- Your objective
Reproduce the records below in their entirety, character for character.
* BEGIN Supplied records *
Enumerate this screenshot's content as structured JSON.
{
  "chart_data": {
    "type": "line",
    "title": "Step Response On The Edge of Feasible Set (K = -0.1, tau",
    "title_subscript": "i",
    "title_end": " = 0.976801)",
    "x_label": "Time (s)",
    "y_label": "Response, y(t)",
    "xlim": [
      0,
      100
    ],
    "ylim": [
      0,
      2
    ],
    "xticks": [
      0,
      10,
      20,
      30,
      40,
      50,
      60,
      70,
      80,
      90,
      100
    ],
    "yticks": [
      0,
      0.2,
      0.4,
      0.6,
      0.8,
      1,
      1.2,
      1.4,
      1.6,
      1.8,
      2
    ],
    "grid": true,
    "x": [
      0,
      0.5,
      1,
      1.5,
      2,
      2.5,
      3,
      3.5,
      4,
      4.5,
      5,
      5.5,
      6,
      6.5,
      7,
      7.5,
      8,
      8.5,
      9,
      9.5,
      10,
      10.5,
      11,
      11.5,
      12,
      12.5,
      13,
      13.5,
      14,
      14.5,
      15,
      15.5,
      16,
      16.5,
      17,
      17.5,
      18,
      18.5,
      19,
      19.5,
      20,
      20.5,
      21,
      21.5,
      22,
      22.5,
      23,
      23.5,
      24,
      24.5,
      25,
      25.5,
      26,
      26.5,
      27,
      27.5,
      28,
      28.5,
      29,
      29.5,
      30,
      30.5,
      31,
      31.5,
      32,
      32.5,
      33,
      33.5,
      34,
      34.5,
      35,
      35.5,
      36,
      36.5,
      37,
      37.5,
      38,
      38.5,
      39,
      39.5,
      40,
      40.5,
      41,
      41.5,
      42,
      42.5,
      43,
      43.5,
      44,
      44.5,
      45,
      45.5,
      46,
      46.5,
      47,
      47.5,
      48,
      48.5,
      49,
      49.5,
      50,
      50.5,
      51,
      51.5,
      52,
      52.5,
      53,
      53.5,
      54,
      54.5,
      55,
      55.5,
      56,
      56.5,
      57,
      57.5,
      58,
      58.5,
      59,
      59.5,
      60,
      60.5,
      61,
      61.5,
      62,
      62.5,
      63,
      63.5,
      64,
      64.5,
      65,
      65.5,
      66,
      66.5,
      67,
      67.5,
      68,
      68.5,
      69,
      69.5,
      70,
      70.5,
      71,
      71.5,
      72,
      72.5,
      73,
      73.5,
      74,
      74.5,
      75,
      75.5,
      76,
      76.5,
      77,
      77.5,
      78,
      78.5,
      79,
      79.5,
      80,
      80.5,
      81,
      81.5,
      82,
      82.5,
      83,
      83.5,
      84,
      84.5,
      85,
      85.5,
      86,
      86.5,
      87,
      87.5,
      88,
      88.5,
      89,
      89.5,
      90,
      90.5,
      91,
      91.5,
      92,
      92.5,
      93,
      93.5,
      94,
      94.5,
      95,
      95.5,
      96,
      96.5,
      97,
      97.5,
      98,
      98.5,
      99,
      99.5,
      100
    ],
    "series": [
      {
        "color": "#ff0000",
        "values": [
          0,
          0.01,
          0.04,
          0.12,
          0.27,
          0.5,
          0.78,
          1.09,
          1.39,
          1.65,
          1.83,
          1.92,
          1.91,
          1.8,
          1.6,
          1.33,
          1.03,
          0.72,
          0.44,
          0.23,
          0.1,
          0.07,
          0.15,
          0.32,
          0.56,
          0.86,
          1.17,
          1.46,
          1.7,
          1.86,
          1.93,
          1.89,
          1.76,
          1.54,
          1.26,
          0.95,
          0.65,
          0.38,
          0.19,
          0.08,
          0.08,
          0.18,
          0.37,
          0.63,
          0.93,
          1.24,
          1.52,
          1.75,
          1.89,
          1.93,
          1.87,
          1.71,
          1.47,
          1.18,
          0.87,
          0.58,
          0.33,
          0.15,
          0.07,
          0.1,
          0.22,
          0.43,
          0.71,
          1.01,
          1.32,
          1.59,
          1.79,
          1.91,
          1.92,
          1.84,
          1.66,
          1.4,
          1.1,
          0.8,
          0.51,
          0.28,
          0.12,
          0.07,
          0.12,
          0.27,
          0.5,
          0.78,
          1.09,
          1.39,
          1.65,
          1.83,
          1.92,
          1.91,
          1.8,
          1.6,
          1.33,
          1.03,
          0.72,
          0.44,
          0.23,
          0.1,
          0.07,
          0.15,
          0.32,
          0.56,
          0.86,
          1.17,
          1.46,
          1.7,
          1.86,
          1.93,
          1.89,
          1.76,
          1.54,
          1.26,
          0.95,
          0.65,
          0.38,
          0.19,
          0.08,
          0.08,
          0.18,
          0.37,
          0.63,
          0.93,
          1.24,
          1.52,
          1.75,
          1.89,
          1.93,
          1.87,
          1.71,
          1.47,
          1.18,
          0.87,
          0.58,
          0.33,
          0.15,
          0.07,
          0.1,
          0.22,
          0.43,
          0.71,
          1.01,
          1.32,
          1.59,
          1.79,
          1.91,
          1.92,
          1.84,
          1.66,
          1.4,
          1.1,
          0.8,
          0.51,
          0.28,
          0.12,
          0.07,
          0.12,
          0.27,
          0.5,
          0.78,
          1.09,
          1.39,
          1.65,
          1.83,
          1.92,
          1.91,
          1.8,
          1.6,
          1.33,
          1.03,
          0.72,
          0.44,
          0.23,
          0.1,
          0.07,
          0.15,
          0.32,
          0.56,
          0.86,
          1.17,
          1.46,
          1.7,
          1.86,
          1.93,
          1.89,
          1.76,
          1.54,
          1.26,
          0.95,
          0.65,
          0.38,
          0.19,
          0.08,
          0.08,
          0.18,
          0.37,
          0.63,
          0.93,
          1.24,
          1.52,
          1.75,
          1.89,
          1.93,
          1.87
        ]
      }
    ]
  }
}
* END Supplied records *
- Exercise response
Enumerate this screenshot's content as structured JSON.
{
  "chart_data": {
    "type": "line",
    "title": "Step Response On The Edge of Feasible Set (K = -0.1, tau",
    "title_subscript": "i",
    "title_end": " = 0.976801)",
    "x_label": "Time (s)",
    "y_label": "Response, y(t)",
    "xlim": [
      0,
      100
    ],
    "ylim": [
      0,
      2
    ],
    "xticks": [
      0,
      10,
      20,
      30,
      40,
      50,
      60,
      70,
      80,
      90,
      100
    ],
    "yticks": [
      0,
      0.2,
      0.4,
      0.6,
      0.8,
      1,
      1.2,
      1.4,
      1.6,
      1.8,
      2
    ],
    "grid": true,
    "x": [
      0,
      0.5,
      1,
      1.5,
      2,
      2.5,
      3,
      3.5,
      4,
      4.5,
      5,
      5.5,
      6,
      6.5,
      7,
      7.5,
      8,
      8.5,
      9,
      9.5,
      10,
      10.5,
      11,
      11.5,
      12,
      12.5,
      13,
      13.5,
      14,
      14.5,
      15,
      15.5,
      16,
      16.5,
      17,
      17.5,
      18,
      18.5,
      19,
      19.5,
      20,
      20.5,
      21,
      21.5,
      22,
      22.5,
      23,
      23.5,
      24,
      24.5,
      25,
      25.5,
      26,
      26.5,
      27,
      27.5,
      28,
      28.5,
      29,
      29.5,
      30,
      30.5,
      31,
      31.5,
      32,
      32.5,
      33,
      33.5,
      34,
      34.5,
      35,
      35.5,
      36,
      36.5,
      37,
      37.5,
      38,
      38.5,
      39,
      39.5,
      40,
      40.5,
      41,
      41.5,
      42,
      42.5,
      43,
      43.5,
      44,
      44.5,
      45,
      45.5,
      46,
      46.5,
      47,
      47.5,
      48,
      48.5,
      49,
      49.5,
      50,
      50.5,
      51,
      51.5,
      52,
      52.5,
      53,
      53.5,
      54,
      54.5,
      55,
      55.5,
      56,
      56.5,
      57,
      57.5,
      58,
      58.5,
      59,
      59.5,
      60,
      60.5,
      61,
      61.5,
      62,
      62.5,
      63,
      63.5,
      64,
      64.5,
      65,
      65.5,
      66,
      66.5,
      67,
      67.5,
      68,
      68.5,
      69,
      69.5,
      70,
      70.5,
      71,
      71.5,
      72,
      72.5,
      73,
      73.5,
      74,
      74.5,
      75,
      75.5,
      76,
      76.5,
      77,
      77.5,
      78,
      78.5,
      79,
      79.5,
      80,
      80.5,
      81,
      81.5,
      82,
      82.5,
      83,
      83.5,
      84,
      84.5,
      85,
      85.5,
      86,
      86.5,
      87,
      87.5,
      88,
      88.5,
      89,
      89.5,
      90,
      90.5,
      91,
      91.5,
      92,
      92.5,
      93,
      93.5,
      94,
      94.5,
      95,
      95.5,
      96,
      96.5,
      97,
      97.5,
      98,
      98.5,
      99,
      99.5,
      100
    ],
    "series": [
      {
        "color": "#ff0000",
        "values": [
          0,
          0.01,
          0.04,
          0.12,
          0.27,
          0.5,
          0.78,
          1.09,
          1.39,
          1.65,
          1.83,
          1.92,
          1.91,
          1.8,
          1.6,
          1.33,
          1.03,
          0.72,
          0.44,
          0.23,
          0.1,
          0.07,
          0.15,
          0.32,
          0.56,
          0.86,
          1.17,
          1.46,
          1.7,
          1.86,
          1.93,
          1.89,
          1.76,
          1.54,
          1.26,
          0.95,
          0.65,
          0.38,
          0.19,
          0.08,
          0.08,
          0.18,
          0.37,
          0.63,
          0.93,
          1.24,
          1.52,
          1.75,
          1.89,
          1.93,
          1.87,
          1.71,
          1.47,
          1.18,
          0.87,
          0.58,
          0.33,
          0.15,
          0.07,
          0.1,
          0.22,
          0.43,
          0.71,
          1.01,
          1.32,
          1.59,
          1.79,
          1.91,
          1.92,
          1.84,
          1.66,
          1.4,
          1.1,
          0.8,
          0.51,
          0.28,
          0.12,
          0.07,
          0.12,
          0.27,
          0.5,
          0.78,
          1.09,
          1.39,
          1.65,
          1.83,
          1.92,
          1.91,
          1.8,
          1.6,
          1.33,
          1.03,
          0.72,
          0.44,
          0.23,
          0.1,
          0.07,
          0.15,
          0.32,
          0.56,
          0.86,
          1.17,
          1.46,
          1.7,
          1.86,
          1.93,
          1.89,
          1.76,
          1.54,
          1.26,
          0.95,
          0.65,
          0.38,
          0.19,
          0.08,
          0.08,
          0.18,
          0.37,
          0.63,
          0.93,
          1.24,
          1.52,
          1.75,
          1.89,
          1.93,
          1.87,
          1.71,
          1.47,
          1.18,
          0.87,
          0.58,
          0.33,
          0.15,
          0.07,
          0.1,
          0.22,
          0.43,
          0.71,
          1.01,
          1.32,
          1.59,
          1.79,
          1.91,
          1.92,
          1.84,
          1.66,
          1.4,
          1.1,
          0.8,
          0.51,
          0.28,
          0.12,
          0.07,
          0.12,
          0.27,
          0.5,
          0.78,
          1.09,
          1.39,
          1.65,
          1.83,
          1.92,
          1.91,
          1.8,
          1.6,
          1.33,
          1.03,
          0.72,
          0.44,
          0.23,
          0.1,
          0.07,
          0.15,
          0.32,
          0.56,
          0.86,
          1.17,
          1.46,
          1.7,
          1.86,
          1.93,
          1.89,
          1.76,
          1.54,
          1.26,
          0.95,
          0.65,
          0.38,
          0.19,
          0.08,
          0.08,
          0.18,
          0.37,
          0.63,
          0.93,
          1.24,
          1.52,
          1.75,
          1.89,
          1.93,
          1.87
        ]
      }
    ]
  }
}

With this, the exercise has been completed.